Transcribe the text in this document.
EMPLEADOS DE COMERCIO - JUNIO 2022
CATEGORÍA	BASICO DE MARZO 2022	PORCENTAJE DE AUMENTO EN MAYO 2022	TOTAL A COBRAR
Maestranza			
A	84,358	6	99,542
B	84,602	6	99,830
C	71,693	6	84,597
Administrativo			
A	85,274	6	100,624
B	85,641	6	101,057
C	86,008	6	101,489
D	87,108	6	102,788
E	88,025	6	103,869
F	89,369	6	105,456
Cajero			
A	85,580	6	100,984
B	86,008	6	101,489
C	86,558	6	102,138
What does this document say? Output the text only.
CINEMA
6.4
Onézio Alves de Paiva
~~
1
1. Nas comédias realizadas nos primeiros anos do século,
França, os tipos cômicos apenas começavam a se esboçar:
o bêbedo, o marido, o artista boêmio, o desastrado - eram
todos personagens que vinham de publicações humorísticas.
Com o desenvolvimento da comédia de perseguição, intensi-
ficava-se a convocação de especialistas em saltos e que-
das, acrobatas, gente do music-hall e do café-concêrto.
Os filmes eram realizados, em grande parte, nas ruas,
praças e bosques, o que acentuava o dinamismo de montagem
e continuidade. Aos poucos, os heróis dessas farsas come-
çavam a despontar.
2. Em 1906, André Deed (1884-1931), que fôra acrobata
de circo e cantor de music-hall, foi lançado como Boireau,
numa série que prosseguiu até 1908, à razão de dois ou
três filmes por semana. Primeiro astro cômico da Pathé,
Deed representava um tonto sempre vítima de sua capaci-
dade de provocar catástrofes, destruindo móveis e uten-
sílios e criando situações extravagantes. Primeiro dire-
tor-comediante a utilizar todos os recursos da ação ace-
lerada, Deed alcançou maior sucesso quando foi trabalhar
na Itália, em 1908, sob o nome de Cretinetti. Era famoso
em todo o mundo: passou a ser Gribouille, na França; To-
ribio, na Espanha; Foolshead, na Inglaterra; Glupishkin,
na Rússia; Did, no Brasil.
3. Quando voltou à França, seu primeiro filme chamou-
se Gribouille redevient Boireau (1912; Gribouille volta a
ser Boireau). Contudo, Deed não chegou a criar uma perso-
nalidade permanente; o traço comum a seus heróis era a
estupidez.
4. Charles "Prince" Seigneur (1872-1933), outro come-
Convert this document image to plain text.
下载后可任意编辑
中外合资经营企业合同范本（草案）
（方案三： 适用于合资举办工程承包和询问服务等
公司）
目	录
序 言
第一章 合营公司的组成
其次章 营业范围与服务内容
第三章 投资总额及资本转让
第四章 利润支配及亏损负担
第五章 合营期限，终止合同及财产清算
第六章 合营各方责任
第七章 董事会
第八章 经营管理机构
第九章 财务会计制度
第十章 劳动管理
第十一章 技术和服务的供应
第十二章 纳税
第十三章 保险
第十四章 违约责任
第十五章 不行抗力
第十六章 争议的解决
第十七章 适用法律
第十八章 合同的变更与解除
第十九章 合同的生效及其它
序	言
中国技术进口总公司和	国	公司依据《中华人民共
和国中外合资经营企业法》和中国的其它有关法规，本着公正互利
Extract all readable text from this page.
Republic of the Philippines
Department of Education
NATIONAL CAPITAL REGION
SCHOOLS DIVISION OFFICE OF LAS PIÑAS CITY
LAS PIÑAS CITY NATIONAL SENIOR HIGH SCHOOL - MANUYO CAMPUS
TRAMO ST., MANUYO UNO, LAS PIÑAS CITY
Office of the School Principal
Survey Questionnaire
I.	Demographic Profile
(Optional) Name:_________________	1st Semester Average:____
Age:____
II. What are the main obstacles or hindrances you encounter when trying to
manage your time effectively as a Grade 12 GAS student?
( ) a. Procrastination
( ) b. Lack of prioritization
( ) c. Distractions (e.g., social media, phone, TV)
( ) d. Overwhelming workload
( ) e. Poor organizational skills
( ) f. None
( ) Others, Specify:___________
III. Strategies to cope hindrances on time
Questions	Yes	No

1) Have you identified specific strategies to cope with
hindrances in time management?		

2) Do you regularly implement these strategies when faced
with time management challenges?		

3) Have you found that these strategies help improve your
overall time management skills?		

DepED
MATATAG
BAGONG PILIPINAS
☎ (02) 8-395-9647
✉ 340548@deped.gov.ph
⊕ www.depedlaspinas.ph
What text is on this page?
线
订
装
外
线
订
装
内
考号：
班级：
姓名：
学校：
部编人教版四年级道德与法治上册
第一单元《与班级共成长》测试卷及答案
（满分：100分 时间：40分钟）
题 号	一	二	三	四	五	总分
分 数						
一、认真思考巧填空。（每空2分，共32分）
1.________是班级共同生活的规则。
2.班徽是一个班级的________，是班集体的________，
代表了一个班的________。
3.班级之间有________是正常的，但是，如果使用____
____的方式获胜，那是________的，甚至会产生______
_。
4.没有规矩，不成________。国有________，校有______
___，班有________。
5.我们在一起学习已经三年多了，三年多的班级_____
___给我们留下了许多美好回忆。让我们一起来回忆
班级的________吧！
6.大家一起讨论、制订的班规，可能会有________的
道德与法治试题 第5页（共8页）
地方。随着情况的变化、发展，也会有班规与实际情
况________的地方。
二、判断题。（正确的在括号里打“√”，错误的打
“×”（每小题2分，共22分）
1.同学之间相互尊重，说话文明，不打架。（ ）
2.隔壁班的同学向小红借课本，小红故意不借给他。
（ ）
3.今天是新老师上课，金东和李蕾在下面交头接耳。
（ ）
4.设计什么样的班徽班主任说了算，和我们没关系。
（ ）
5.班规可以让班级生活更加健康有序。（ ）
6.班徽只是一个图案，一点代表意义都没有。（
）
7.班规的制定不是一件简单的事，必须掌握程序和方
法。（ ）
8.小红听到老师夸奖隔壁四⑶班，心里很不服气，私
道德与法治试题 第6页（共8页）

☆ ☆ ☆ ☆

**CHALLENGE:** Locate all lines holding the word "filmes", then copy them out.

**TASK ANSWER:**
Os filmes eram realizados, em grande parte, nas ruas,
três filmes por semana. Primeiro astro cômico da Pathé,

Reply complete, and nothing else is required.